-- begin Provided data --

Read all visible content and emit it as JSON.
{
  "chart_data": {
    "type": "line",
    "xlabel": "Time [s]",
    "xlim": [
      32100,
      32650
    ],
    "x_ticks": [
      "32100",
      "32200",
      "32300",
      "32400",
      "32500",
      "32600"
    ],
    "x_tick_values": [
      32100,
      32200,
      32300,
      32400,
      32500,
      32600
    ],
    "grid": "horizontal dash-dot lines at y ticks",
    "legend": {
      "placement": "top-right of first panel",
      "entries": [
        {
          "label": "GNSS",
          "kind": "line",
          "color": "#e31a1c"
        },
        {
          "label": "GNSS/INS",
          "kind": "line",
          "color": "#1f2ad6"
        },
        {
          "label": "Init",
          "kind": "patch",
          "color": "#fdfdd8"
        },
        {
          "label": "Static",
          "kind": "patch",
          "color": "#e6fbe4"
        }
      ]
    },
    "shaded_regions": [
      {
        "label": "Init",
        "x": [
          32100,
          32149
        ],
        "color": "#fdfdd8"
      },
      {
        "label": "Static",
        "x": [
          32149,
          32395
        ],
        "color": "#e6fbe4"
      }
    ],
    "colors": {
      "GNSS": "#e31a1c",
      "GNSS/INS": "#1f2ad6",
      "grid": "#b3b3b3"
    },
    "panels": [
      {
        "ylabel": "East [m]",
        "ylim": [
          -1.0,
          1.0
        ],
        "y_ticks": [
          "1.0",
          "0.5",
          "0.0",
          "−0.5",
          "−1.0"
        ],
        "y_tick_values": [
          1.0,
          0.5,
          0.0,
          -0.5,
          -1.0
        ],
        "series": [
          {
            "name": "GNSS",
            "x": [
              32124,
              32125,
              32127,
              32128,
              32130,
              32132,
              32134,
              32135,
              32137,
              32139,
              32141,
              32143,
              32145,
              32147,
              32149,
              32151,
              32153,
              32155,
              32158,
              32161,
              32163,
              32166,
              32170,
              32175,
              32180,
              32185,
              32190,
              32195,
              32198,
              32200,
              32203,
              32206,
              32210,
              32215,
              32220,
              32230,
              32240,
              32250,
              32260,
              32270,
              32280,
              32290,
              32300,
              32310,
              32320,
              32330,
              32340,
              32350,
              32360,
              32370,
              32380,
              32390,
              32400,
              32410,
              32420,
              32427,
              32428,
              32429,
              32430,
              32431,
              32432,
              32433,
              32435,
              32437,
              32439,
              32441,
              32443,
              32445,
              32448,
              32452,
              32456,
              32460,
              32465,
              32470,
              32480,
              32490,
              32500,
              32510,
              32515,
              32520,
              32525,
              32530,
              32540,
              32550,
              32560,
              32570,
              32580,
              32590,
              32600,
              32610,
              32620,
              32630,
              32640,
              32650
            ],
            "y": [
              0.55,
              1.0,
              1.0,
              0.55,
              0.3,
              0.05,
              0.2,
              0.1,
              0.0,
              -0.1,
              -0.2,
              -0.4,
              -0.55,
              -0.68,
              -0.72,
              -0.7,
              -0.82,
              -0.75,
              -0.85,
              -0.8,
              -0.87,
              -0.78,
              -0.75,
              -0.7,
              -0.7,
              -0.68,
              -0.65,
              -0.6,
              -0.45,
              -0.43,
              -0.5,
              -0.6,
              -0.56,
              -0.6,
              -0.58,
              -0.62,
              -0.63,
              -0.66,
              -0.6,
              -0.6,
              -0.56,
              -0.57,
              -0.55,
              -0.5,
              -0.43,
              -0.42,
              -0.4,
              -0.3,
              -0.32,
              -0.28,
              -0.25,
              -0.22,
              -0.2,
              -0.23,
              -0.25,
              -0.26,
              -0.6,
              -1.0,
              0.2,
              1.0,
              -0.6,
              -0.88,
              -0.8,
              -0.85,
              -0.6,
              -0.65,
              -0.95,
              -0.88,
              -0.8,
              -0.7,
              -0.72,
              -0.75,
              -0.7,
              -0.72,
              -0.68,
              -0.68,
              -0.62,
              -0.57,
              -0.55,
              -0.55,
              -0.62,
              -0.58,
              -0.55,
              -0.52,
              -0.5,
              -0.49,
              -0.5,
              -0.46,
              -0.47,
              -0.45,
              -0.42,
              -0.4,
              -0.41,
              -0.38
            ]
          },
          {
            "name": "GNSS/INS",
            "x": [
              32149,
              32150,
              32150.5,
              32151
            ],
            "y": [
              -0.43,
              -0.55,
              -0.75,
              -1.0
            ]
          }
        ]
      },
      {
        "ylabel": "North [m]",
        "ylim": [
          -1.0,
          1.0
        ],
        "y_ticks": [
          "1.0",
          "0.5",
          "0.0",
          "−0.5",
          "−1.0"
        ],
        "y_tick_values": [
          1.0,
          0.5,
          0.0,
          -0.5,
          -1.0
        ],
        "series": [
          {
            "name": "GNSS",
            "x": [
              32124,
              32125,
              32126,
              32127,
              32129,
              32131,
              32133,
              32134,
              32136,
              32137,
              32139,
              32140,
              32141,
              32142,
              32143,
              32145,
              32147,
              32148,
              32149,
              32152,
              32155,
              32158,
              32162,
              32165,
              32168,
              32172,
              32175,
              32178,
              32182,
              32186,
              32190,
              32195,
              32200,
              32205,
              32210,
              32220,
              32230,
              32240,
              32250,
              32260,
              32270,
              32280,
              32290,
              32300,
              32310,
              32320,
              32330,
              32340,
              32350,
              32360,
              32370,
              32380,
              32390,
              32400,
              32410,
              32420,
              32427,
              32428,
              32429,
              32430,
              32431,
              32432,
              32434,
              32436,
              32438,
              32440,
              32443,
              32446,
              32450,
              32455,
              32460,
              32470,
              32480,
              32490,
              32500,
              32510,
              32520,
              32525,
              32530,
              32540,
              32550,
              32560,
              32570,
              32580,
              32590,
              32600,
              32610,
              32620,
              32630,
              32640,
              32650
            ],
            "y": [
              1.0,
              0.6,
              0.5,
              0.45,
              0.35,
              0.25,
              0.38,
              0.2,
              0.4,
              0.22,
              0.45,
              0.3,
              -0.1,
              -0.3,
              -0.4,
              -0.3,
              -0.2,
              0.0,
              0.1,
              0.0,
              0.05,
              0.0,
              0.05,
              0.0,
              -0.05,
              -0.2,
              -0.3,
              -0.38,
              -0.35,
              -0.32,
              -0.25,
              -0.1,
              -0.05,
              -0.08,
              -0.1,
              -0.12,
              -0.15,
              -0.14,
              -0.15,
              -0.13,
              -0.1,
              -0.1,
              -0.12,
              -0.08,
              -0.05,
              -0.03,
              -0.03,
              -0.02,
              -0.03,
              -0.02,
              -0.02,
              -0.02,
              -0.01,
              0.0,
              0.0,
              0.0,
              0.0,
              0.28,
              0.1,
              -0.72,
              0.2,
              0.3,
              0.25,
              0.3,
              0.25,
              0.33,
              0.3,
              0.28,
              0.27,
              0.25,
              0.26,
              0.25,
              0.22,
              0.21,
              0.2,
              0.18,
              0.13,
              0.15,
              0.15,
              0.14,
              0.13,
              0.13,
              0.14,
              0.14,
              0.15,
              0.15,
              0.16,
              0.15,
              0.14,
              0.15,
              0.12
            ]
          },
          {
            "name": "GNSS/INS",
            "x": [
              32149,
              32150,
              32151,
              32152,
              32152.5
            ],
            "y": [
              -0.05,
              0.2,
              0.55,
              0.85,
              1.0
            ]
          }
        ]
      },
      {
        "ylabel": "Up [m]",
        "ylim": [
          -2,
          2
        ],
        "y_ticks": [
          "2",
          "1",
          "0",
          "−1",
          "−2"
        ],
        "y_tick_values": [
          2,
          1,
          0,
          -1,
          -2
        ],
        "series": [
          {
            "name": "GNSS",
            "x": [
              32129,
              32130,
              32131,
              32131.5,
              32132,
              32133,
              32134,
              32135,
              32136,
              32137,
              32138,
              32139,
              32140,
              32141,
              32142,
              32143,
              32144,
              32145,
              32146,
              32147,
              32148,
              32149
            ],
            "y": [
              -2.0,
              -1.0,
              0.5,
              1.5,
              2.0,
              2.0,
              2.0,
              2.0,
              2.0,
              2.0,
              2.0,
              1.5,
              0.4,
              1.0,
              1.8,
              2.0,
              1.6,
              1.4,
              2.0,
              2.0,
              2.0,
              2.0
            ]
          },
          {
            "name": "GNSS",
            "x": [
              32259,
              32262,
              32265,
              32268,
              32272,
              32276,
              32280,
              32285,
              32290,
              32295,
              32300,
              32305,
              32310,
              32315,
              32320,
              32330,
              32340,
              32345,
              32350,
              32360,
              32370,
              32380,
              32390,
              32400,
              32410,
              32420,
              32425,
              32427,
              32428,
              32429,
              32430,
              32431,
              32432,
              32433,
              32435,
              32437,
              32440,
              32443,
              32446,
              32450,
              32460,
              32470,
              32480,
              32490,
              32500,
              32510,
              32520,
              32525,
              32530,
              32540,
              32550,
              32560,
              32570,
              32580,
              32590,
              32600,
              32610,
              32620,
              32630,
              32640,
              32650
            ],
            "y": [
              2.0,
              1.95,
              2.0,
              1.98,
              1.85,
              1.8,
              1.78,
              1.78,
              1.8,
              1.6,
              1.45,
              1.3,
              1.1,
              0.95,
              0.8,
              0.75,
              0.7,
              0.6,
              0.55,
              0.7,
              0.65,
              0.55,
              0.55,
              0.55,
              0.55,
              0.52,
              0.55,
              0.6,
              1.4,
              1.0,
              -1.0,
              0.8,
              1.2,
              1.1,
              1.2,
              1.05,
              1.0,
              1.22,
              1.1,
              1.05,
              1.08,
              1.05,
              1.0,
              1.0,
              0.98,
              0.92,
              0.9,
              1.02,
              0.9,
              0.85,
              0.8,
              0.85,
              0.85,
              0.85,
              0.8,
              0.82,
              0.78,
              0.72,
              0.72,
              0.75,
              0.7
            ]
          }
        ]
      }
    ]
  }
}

-- end Provided data --

• What is being asked
Ascertain the number of lines in the entries that include the word "ylabel", and report only that number.

• Problem solution
3